··· Dataset rows

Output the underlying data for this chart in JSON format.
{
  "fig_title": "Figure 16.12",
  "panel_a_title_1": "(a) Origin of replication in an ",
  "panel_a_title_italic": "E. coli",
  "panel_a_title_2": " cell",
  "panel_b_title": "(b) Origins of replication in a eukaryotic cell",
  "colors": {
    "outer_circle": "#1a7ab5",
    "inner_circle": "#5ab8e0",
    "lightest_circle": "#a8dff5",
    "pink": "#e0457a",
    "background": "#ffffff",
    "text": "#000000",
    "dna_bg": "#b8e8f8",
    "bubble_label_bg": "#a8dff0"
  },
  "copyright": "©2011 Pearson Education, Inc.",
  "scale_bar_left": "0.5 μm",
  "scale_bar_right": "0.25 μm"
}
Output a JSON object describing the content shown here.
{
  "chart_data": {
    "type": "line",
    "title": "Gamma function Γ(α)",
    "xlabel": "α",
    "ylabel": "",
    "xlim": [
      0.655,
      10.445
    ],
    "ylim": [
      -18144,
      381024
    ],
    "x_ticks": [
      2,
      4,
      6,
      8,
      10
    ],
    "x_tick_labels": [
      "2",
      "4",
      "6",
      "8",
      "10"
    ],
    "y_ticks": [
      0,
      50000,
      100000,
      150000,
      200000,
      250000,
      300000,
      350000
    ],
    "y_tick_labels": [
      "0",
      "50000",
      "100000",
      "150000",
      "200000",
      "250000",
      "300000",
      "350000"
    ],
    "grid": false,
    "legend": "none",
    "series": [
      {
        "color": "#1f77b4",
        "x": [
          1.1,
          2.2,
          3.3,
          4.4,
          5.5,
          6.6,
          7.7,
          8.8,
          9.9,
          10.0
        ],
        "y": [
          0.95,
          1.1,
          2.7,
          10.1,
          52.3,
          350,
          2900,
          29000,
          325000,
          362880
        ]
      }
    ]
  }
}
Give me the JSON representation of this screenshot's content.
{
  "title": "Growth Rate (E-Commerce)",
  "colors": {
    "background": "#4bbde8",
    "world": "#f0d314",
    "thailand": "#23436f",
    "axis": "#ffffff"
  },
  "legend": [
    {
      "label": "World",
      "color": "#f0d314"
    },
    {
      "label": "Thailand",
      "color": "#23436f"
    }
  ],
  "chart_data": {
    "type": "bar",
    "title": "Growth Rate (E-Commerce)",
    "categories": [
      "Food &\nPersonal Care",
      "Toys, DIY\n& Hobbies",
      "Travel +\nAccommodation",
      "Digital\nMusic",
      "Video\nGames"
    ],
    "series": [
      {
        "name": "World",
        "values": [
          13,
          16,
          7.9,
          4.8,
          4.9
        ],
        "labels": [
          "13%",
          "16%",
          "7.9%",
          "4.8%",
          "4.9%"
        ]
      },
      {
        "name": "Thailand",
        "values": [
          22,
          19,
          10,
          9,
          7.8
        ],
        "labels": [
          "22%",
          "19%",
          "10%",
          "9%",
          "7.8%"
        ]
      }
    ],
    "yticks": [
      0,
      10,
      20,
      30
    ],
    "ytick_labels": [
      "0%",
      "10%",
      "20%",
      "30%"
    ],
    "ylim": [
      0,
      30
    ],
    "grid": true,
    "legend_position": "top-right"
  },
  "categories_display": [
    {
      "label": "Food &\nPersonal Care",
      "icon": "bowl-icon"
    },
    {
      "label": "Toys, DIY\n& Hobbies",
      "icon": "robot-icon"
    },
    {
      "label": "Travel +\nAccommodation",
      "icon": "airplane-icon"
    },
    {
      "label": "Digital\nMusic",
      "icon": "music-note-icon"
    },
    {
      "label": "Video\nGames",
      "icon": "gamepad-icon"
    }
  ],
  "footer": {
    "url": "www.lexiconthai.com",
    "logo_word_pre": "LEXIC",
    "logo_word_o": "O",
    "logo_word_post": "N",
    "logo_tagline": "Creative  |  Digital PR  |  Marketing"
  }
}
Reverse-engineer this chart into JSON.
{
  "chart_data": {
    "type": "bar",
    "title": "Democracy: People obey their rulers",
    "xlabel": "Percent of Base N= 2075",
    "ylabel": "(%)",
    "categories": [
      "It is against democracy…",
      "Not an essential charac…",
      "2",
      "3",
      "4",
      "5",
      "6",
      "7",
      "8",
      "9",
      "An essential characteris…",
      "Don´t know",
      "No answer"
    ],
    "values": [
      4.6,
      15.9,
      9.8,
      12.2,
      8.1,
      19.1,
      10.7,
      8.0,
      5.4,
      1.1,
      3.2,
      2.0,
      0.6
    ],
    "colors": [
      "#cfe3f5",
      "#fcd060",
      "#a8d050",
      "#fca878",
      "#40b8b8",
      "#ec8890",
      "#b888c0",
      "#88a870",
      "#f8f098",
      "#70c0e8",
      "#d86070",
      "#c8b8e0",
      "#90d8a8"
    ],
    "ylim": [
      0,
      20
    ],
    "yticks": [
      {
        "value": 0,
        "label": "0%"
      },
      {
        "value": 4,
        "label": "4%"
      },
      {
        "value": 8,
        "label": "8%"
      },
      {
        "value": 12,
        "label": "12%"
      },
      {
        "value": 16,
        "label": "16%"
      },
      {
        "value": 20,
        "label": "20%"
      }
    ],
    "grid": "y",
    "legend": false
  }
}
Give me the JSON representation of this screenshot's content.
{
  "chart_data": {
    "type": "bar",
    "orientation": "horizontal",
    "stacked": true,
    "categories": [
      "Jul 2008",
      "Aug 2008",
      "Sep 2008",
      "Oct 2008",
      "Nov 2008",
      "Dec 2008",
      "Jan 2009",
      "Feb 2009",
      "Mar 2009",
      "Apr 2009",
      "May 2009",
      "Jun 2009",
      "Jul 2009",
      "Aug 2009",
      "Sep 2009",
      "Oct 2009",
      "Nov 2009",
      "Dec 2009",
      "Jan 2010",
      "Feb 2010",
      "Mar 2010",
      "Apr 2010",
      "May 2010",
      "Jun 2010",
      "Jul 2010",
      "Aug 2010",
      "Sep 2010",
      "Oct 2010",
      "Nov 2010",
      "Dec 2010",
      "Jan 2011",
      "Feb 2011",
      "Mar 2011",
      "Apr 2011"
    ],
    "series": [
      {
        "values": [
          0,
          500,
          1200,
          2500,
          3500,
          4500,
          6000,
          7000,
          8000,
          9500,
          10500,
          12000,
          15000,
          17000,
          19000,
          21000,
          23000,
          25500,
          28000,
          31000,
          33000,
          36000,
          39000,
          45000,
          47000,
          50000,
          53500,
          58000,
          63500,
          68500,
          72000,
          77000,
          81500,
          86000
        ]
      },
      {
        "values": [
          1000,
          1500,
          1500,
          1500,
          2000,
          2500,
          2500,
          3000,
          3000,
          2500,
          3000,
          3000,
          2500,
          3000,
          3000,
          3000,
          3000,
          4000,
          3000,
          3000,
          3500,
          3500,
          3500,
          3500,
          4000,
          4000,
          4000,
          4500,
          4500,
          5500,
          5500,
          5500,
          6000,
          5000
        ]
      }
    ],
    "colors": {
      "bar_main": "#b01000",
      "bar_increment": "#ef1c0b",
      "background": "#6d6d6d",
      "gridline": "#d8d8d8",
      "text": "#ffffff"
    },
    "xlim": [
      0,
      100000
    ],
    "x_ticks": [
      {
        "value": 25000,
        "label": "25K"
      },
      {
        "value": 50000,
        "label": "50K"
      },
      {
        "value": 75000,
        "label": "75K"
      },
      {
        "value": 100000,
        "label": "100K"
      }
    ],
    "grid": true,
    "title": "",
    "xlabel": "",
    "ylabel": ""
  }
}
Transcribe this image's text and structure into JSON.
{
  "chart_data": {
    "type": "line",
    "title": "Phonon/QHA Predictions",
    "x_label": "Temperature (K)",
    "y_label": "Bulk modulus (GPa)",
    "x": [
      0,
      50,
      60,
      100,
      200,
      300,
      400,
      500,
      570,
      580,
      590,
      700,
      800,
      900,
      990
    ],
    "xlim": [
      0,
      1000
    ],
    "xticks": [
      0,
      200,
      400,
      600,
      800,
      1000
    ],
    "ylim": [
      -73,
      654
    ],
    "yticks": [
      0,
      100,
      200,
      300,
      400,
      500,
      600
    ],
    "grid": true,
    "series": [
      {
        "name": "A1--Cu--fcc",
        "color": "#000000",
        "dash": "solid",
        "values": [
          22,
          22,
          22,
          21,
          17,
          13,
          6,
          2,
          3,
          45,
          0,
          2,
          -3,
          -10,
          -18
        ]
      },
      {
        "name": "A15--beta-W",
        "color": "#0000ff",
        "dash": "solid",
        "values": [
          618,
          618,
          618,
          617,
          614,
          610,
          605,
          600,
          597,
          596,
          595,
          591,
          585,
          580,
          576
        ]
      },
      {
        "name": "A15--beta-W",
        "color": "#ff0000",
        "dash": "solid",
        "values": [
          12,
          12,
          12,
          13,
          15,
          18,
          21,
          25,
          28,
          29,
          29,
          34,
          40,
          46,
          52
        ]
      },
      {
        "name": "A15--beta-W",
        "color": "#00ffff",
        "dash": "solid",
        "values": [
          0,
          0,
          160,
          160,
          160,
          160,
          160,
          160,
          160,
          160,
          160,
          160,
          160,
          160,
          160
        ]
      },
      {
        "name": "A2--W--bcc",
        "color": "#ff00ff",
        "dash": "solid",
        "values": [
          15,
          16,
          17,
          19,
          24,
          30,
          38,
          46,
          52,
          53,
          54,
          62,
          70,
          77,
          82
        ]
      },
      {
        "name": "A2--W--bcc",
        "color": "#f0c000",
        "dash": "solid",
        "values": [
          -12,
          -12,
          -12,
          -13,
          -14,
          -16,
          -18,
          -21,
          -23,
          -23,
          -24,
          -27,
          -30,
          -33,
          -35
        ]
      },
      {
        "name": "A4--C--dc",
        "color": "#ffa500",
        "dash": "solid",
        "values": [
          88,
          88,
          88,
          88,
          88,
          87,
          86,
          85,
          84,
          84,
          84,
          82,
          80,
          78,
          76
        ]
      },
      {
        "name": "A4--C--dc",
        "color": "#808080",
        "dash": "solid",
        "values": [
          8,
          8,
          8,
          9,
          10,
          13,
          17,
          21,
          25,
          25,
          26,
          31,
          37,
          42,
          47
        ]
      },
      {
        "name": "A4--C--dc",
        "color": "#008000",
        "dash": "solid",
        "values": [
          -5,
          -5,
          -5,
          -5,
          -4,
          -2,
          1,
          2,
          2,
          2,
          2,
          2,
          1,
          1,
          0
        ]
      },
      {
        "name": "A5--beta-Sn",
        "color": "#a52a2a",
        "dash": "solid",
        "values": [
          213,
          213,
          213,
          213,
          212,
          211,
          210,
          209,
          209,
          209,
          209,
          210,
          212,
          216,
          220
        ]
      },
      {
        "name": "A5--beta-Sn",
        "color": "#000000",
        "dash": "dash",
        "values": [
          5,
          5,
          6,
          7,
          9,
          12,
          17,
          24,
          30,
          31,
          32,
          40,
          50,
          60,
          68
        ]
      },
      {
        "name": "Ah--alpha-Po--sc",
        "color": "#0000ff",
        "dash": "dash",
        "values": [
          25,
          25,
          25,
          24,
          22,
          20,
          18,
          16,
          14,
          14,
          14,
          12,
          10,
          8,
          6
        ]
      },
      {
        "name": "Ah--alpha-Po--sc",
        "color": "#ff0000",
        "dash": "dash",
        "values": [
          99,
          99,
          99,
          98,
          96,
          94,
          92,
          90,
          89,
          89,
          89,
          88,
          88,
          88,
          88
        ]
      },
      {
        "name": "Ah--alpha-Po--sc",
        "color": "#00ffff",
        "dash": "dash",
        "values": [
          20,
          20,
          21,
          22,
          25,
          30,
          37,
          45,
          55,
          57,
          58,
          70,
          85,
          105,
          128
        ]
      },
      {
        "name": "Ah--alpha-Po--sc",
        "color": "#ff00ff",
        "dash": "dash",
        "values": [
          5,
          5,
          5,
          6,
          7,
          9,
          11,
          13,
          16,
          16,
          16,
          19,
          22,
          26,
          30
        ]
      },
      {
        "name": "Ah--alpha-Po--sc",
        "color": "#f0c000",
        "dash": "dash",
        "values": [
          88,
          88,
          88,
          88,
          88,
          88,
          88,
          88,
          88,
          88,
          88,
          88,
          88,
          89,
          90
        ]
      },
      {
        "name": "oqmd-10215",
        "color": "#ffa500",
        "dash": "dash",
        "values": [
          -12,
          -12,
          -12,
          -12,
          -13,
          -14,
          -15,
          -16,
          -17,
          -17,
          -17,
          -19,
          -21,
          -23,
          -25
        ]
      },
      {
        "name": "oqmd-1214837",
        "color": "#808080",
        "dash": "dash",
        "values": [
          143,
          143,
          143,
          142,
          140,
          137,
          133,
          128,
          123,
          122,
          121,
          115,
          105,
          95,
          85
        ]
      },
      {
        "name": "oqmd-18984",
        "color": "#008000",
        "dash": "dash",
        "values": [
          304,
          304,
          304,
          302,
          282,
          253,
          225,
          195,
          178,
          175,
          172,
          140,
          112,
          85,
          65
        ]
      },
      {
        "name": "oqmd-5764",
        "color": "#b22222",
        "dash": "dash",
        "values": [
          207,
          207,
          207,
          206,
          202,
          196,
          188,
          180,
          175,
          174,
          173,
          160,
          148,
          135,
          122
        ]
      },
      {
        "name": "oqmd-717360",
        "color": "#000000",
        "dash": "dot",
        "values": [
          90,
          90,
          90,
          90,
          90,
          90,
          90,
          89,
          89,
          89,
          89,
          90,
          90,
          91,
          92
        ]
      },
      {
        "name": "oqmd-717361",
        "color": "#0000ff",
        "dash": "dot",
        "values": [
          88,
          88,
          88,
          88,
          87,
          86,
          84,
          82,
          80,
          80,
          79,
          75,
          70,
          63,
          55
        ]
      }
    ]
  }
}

······

» Problem requirements: Copy out every line of the material above that mentions the word "ffffff".

» Complete output:
    "background": "#ffffff",
    "axis": "#ffffff"
      "text": "#ffffff"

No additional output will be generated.